Task statement: Show all lines that include the string "Viewing"; copy each one.

Material:
○ ○ ○
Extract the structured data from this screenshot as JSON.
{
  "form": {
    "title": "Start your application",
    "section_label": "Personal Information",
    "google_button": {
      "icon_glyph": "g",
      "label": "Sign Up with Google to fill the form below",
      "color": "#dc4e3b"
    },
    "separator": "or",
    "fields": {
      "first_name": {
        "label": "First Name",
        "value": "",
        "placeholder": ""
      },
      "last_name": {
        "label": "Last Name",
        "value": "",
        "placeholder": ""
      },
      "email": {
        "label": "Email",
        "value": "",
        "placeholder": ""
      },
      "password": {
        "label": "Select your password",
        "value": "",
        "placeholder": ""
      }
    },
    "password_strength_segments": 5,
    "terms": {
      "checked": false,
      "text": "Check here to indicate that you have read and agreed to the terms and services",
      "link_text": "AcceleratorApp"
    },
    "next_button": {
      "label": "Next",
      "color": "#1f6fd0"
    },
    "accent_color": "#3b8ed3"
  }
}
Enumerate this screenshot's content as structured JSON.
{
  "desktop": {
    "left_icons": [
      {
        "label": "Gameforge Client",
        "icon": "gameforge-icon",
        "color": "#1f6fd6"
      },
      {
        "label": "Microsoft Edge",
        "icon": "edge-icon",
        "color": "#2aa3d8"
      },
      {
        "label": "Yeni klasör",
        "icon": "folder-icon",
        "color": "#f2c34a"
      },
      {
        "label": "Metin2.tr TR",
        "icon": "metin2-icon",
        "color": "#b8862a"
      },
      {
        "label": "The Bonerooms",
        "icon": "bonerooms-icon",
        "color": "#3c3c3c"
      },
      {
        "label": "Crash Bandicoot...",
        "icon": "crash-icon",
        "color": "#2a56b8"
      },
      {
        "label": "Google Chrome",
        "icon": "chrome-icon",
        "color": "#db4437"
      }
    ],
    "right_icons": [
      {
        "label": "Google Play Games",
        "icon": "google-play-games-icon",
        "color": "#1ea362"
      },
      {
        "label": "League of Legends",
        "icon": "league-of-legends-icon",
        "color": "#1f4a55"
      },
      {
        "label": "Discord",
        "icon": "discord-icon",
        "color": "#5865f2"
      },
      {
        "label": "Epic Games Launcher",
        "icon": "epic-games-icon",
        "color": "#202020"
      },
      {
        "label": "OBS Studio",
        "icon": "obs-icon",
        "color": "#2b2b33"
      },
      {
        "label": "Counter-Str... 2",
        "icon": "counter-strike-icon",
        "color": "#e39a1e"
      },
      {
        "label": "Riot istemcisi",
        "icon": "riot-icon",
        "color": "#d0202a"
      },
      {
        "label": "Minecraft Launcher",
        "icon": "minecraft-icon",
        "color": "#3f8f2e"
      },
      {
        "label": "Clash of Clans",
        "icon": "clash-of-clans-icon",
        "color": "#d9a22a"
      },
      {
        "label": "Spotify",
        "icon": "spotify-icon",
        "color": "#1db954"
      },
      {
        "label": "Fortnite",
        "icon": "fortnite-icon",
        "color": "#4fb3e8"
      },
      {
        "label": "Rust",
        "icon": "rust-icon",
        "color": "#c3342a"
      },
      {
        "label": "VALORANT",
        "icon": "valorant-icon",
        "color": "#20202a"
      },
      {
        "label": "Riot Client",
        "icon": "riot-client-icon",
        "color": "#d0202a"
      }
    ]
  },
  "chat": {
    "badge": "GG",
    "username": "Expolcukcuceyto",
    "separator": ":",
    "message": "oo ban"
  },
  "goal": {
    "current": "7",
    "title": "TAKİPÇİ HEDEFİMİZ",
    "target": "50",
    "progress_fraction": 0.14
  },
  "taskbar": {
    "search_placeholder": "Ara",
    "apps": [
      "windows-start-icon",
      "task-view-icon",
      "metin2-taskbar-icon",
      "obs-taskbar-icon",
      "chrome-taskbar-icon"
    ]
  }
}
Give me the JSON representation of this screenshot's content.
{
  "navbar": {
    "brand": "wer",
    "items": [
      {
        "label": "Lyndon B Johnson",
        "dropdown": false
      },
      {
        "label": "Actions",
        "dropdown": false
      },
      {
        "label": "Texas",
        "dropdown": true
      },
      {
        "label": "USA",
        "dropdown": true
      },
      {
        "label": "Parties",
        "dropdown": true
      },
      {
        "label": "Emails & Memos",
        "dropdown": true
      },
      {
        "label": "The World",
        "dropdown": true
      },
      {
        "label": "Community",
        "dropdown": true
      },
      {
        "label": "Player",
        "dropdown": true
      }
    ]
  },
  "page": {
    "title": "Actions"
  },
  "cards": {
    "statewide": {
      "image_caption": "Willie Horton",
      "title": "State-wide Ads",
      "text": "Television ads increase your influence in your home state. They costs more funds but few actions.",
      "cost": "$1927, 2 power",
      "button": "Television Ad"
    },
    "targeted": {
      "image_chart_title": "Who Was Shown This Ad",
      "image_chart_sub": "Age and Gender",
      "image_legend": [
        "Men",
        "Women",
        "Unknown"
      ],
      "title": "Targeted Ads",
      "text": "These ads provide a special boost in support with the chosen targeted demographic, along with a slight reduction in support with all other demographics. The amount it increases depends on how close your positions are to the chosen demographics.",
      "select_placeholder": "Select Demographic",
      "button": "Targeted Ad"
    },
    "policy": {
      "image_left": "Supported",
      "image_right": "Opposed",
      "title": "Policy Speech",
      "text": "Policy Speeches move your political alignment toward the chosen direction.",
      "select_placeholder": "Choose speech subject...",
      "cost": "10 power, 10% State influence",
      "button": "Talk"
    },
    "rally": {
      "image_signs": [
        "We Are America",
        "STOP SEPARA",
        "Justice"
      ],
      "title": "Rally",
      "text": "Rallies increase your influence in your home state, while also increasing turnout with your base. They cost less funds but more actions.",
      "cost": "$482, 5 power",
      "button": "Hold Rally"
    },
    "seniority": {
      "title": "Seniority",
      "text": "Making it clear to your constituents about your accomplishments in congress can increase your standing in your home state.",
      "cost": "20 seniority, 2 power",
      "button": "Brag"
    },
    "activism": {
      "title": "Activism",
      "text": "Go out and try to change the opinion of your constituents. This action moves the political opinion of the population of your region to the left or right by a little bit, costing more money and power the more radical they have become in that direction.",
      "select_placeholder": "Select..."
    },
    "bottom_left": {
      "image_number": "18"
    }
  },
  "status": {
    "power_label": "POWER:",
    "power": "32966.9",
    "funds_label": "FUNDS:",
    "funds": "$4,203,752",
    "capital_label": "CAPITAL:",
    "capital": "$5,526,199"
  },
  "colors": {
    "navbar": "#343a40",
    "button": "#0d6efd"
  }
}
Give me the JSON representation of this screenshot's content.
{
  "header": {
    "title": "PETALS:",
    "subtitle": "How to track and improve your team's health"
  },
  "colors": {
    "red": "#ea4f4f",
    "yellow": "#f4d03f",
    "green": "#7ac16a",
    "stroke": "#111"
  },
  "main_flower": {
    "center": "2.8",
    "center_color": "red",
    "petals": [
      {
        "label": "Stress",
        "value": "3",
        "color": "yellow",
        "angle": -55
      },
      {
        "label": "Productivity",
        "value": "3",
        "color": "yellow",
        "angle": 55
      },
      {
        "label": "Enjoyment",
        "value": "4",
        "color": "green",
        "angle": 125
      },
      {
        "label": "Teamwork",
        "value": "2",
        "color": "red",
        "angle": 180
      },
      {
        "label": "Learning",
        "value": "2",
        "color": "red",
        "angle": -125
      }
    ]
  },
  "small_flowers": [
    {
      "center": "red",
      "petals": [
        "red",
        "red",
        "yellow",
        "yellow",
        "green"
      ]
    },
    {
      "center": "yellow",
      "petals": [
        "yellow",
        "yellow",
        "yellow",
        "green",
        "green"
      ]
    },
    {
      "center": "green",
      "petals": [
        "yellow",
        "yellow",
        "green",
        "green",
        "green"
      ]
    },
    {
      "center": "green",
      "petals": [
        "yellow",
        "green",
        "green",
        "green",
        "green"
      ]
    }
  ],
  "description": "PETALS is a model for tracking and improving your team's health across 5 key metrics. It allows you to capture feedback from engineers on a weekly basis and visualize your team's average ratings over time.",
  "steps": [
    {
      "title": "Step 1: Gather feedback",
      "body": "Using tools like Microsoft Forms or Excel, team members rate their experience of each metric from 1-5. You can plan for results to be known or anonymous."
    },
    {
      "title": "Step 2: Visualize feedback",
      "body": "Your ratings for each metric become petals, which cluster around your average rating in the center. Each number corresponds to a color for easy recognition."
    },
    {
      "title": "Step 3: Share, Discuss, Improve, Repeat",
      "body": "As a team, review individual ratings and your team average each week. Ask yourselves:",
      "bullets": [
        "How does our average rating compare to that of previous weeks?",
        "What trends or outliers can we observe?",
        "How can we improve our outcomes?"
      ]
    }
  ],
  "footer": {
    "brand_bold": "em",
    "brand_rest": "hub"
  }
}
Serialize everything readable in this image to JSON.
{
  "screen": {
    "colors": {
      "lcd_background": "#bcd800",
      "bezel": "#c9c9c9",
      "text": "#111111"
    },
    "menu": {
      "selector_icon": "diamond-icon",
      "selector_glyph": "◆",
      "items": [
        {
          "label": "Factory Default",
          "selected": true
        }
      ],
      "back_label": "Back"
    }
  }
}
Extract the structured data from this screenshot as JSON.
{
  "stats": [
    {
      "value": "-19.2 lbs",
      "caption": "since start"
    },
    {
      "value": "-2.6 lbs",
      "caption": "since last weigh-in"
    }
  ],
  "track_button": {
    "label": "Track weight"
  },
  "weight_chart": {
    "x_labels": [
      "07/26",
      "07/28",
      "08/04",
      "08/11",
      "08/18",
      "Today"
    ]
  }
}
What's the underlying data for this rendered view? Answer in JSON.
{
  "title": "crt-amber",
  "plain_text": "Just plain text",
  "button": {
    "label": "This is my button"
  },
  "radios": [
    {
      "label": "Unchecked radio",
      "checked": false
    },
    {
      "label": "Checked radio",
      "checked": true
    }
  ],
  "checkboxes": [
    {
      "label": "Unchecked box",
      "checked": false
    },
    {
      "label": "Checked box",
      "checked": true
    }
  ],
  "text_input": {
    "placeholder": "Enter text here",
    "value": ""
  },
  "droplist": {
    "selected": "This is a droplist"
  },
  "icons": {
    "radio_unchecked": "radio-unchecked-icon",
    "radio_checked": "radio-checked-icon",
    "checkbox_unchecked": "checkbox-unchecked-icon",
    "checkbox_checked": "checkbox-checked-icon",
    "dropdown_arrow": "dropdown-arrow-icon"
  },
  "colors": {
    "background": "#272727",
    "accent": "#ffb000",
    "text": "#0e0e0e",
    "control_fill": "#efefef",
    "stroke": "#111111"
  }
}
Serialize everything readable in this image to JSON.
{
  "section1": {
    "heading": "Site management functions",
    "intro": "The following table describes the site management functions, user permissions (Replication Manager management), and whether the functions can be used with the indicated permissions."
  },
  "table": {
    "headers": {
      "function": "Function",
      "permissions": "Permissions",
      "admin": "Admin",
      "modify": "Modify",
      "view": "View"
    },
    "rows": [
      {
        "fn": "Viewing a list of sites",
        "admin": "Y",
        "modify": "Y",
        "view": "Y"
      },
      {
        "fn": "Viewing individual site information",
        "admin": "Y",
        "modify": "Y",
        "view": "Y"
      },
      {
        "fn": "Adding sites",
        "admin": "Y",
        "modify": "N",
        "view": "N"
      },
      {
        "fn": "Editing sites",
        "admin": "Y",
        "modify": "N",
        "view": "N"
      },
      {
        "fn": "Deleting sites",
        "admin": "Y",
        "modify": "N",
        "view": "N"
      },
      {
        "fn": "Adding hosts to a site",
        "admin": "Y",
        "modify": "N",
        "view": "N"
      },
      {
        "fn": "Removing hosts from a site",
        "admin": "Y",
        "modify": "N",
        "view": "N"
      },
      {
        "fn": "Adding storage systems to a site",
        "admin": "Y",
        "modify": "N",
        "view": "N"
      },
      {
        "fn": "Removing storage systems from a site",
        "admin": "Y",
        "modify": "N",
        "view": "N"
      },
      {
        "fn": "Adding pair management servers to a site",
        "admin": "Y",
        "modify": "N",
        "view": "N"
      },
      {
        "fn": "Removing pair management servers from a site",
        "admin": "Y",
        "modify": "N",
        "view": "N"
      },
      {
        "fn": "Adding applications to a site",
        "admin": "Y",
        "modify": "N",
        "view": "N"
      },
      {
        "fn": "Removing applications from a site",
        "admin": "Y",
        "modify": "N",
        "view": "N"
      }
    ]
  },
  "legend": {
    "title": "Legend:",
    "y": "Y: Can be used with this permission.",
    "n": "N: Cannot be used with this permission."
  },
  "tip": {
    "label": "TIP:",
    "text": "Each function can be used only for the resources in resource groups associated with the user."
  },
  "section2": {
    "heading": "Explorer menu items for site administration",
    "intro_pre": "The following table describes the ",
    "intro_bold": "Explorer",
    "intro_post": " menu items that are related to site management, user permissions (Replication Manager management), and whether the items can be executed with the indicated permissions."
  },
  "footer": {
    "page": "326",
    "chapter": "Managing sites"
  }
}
○ ○ ○
Full response:
        "fn": "Viewing a list of sites",
        "fn": "Viewing individual site information",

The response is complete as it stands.